Requirement: Write out every line of the records below verbatim and in order, leaving out the pictures.

####

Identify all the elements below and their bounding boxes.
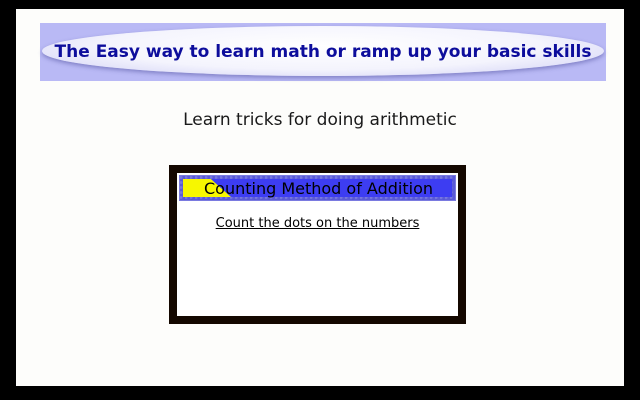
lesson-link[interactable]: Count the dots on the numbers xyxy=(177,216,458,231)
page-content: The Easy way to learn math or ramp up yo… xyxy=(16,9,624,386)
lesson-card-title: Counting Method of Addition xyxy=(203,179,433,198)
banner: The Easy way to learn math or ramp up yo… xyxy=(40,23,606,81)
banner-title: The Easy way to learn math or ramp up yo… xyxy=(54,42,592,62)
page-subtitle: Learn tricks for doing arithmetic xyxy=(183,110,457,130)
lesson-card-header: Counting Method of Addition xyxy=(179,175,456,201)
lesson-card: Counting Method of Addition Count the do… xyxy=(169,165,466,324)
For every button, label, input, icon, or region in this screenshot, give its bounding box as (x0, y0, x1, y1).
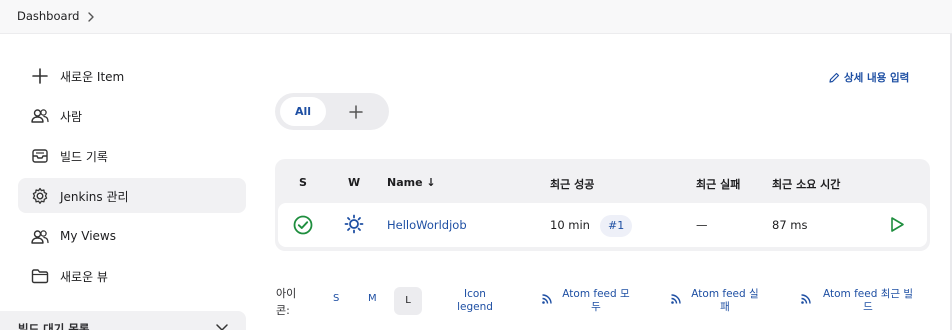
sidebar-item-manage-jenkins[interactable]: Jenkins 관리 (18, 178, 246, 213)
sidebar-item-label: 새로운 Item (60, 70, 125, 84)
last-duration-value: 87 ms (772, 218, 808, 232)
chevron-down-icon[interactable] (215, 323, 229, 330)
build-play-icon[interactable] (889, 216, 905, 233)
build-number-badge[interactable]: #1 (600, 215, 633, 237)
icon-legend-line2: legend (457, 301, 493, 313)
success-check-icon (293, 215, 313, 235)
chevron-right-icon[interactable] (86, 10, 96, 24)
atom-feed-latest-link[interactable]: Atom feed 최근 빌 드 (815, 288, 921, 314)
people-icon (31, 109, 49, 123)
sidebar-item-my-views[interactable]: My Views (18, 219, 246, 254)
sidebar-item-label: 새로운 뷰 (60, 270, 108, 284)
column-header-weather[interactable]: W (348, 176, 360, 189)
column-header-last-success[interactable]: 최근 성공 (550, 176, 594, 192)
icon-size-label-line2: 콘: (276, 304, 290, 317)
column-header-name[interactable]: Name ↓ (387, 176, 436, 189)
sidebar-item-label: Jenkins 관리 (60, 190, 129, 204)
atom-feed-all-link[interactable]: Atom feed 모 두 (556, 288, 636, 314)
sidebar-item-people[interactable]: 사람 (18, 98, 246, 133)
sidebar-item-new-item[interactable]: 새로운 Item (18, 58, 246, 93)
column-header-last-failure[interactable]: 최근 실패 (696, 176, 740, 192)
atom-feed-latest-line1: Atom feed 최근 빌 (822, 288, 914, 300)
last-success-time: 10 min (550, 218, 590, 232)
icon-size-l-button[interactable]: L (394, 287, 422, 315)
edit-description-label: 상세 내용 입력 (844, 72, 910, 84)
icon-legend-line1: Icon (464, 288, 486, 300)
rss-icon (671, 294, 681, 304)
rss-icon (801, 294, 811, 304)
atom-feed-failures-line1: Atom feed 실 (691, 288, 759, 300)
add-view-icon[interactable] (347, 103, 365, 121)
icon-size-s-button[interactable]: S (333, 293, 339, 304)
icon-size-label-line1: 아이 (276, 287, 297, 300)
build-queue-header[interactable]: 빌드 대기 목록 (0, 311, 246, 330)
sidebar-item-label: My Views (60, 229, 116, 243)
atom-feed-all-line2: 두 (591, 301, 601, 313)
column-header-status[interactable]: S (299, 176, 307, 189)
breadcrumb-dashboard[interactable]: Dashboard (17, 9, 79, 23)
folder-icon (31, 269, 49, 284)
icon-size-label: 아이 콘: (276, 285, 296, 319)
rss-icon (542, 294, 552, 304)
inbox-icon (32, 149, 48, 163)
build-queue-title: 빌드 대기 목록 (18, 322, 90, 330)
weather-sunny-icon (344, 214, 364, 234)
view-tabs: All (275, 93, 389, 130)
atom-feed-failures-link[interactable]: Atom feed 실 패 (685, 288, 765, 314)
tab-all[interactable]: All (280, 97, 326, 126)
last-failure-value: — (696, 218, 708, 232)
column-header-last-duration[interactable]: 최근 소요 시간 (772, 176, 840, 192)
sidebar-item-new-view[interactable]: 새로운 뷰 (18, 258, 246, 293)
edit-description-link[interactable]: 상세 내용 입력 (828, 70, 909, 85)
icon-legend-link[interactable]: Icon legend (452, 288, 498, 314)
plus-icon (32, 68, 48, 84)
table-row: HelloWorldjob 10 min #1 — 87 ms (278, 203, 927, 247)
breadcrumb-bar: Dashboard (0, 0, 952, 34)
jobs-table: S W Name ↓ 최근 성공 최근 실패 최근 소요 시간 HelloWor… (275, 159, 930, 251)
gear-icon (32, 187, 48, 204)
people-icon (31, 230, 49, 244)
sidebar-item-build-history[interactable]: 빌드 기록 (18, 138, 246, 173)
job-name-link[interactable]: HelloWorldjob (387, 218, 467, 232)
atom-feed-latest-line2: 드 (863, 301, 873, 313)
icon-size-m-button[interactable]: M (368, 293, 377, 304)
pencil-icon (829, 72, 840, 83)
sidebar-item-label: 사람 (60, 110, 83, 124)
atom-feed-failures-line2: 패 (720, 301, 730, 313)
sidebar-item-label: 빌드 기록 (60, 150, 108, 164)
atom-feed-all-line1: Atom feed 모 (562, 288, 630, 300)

####

Problem solution:
Identify all the elements below and their bounding boxes.
lesson-link[interactable]: Count the dots on the numbers xyxy=(177,216,458,231)
page-content: The Easy way to learn math or ramp up yo… xyxy=(16,9,624,386)
lesson-card-title: Counting Method of Addition xyxy=(203,179,433,198)
banner: The Easy way to learn math or ramp up yo… xyxy=(40,23,606,81)
banner-title: The Easy way to learn math or ramp up yo… xyxy=(54,42,592,62)
page-subtitle: Learn tricks for doing arithmetic xyxy=(183,110,457,130)
lesson-card-header: Counting Method of Addition xyxy=(179,175,456,201)
lesson-card: Counting Method of Addition Count the do… xyxy=(169,165,466,324)
For every button, label, input, icon, or region in this screenshot, give its bounding box as (x0, y0, x1, y1).
sidebar-item-manage-jenkins[interactable]: Jenkins 관리 (18, 178, 246, 213)
sidebar-item-label: 새로운 Item (60, 70, 125, 84)
last-duration-value: 87 ms (772, 218, 808, 232)
chevron-down-icon[interactable] (215, 323, 229, 330)
build-play-icon[interactable] (889, 216, 905, 233)
build-number-badge[interactable]: #1 (600, 215, 633, 237)
icon-legend-line2: legend (457, 301, 493, 313)
success-check-icon (293, 215, 313, 235)
chevron-right-icon[interactable] (86, 10, 96, 24)
atom-feed-latest-link[interactable]: Atom feed 최근 빌 드 (815, 288, 921, 314)
people-icon (31, 109, 49, 123)
sidebar-item-my-views[interactable]: My Views (18, 219, 246, 254)
sidebar-item-label: 새로운 뷰 (60, 270, 108, 284)
column-header-weather[interactable]: W (348, 176, 360, 189)
column-header-last-success[interactable]: 최근 성공 (550, 176, 594, 192)
icon-size-label-line2: 콘: (276, 304, 290, 317)
column-header-name[interactable]: Name ↓ (387, 176, 436, 189)
sidebar-item-label: Jenkins 관리 (60, 190, 129, 204)
atom-feed-all-link[interactable]: Atom feed 모 두 (556, 288, 636, 314)
sidebar-item-people[interactable]: 사람 (18, 98, 246, 133)
sidebar-item-new-item[interactable]: 새로운 Item (18, 58, 246, 93)
column-header-last-failure[interactable]: 최근 실패 (696, 176, 740, 192)
atom-feed-latest-line1: Atom feed 최근 빌 (822, 288, 914, 300)
last-success-time: 10 min (550, 218, 590, 232)
icon-size-l-button[interactable]: L (394, 287, 422, 315)
edit-description-label: 상세 내용 입력 (844, 72, 910, 84)
icon-legend-line1: Icon (464, 288, 486, 300)
rss-icon (671, 294, 681, 304)
rss-icon (801, 294, 811, 304)
atom-feed-failures-line1: Atom feed 실 (691, 288, 759, 300)
add-view-icon[interactable] (347, 103, 365, 121)
icon-size-s-button[interactable]: S (333, 293, 339, 304)
icon-size-label-line1: 아이 (276, 287, 297, 300)
build-queue-header[interactable]: 빌드 대기 목록 (0, 311, 246, 330)
sidebar-item-label: My Views (60, 229, 116, 243)
atom-feed-all-line2: 두 (591, 301, 601, 313)
column-header-status[interactable]: S (299, 176, 307, 189)
breadcrumb-dashboard[interactable]: Dashboard (17, 9, 79, 23)
folder-icon (31, 269, 49, 284)
icon-size-label: 아이 콘: (276, 285, 296, 319)
rss-icon (542, 294, 552, 304)
inbox-icon (32, 149, 48, 163)
build-queue-title: 빌드 대기 목록 (18, 322, 90, 330)
weather-sunny-icon (344, 214, 364, 234)
view-tabs: All (275, 93, 389, 130)
atom-feed-failures-link[interactable]: Atom feed 실 패 (685, 288, 765, 314)
tab-all[interactable]: All (280, 97, 326, 126)
last-failure-value: — (696, 218, 708, 232)
column-header-last-duration[interactable]: 최근 소요 시간 (772, 176, 840, 192)
sidebar-item-new-view[interactable]: 새로운 뷰 (18, 258, 246, 293)
edit-description-link[interactable]: 상세 내용 입력 (828, 70, 909, 85)
icon-legend-link[interactable]: Icon legend (452, 288, 498, 314)
plus-icon (32, 68, 48, 84)
table-row: HelloWorldjob 10 min #1 — 87 ms (278, 203, 927, 247)
breadcrumb-bar: Dashboard (0, 0, 952, 34)
jobs-table: S W Name ↓ 최근 성공 최근 실패 최근 소요 시간 HelloWor… (275, 159, 930, 251)
gear-icon (32, 187, 48, 204)
people-icon (31, 230, 49, 244)
sidebar-item-build-history[interactable]: 빌드 기록 (18, 138, 246, 173)
job-name-link[interactable]: HelloWorldjob (387, 218, 467, 232)
atom-feed-latest-line2: 드 (863, 301, 873, 313)
icon-size-m-button[interactable]: M (368, 293, 377, 304)
pencil-icon (829, 72, 840, 83)
sidebar-item-label: 사람 (60, 110, 83, 124)
atom-feed-failures-line2: 패 (720, 301, 730, 313)
sidebar-item-label: 빌드 기록 (60, 150, 108, 164)
atom-feed-all-line1: Atom feed 모 (562, 288, 630, 300)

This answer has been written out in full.